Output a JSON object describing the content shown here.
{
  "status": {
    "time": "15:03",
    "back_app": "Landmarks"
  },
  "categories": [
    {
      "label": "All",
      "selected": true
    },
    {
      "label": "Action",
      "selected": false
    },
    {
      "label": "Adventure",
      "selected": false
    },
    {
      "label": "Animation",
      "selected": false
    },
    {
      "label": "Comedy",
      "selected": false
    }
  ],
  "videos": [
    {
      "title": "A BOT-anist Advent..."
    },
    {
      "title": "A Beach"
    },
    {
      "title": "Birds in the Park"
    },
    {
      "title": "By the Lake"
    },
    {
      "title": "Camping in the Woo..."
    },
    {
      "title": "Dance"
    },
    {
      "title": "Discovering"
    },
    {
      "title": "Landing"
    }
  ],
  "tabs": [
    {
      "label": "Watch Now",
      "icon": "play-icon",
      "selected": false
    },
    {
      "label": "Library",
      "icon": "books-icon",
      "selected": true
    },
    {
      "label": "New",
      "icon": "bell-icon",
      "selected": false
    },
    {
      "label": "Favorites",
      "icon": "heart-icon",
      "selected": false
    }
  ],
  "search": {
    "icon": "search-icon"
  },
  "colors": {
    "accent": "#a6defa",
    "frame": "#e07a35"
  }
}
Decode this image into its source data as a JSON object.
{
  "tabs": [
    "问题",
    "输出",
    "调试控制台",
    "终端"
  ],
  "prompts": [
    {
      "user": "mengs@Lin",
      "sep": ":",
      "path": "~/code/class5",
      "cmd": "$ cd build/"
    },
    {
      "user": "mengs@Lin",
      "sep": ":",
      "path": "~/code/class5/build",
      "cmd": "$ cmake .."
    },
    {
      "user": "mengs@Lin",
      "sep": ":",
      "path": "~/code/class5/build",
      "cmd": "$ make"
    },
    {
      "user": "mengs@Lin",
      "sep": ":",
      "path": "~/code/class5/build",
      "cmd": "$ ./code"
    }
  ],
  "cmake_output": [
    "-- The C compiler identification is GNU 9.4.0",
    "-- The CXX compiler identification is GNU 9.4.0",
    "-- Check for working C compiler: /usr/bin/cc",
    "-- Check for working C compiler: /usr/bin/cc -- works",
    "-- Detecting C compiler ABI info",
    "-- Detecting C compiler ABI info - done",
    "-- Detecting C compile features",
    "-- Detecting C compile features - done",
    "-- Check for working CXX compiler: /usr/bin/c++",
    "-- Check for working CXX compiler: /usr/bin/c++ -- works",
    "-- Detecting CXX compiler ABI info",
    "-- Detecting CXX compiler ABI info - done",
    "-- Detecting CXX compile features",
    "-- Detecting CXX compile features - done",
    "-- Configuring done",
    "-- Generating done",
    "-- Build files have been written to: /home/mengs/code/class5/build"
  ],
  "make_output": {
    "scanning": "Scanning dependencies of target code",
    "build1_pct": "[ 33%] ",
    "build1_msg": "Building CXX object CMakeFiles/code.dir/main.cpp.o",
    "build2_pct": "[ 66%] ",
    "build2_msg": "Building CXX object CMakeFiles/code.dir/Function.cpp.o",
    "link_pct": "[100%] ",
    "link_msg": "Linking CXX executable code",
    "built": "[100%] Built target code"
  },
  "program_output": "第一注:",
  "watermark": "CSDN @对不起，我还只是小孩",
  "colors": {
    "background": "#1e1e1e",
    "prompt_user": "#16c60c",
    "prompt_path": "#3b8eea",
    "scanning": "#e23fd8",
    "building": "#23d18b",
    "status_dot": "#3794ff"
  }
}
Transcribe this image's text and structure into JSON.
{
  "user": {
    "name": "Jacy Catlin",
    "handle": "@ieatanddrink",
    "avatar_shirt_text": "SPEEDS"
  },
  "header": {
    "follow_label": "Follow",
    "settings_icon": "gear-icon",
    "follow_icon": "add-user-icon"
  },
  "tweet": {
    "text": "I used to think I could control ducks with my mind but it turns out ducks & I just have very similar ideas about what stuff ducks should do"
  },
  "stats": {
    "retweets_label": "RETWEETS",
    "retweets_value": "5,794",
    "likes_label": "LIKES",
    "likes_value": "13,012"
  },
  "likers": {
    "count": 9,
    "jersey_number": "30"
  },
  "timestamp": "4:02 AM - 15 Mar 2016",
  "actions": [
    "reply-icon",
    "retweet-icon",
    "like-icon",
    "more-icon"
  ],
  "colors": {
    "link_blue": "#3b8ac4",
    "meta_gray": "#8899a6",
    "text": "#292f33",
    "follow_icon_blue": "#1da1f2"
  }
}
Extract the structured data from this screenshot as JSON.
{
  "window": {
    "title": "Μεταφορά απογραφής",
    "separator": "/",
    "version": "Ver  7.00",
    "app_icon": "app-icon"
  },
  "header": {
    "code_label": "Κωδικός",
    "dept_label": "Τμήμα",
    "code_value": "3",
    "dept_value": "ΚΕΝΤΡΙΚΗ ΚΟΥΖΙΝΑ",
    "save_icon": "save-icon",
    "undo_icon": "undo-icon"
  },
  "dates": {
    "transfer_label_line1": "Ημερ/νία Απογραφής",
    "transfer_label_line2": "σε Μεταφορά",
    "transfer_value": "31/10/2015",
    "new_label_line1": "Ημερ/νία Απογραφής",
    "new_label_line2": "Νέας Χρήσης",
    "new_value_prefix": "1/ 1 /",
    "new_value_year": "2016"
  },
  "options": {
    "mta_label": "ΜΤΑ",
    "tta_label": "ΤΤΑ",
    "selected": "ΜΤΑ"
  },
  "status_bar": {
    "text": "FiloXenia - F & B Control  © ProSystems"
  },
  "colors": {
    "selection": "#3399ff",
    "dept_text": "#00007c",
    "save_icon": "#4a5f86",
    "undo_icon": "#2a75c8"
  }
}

⁂

**Written problem:** Copy out each line in the preceding records that contains "done".

**Exercise answer:**
    "-- Detecting C compiler ABI info - done",
    "-- Detecting C compile features - done",
    "-- Detecting CXX compiler ABI info - done",
    "-- Detecting CXX compile features - done",
    "-- Configuring done",
    "-- Generating done",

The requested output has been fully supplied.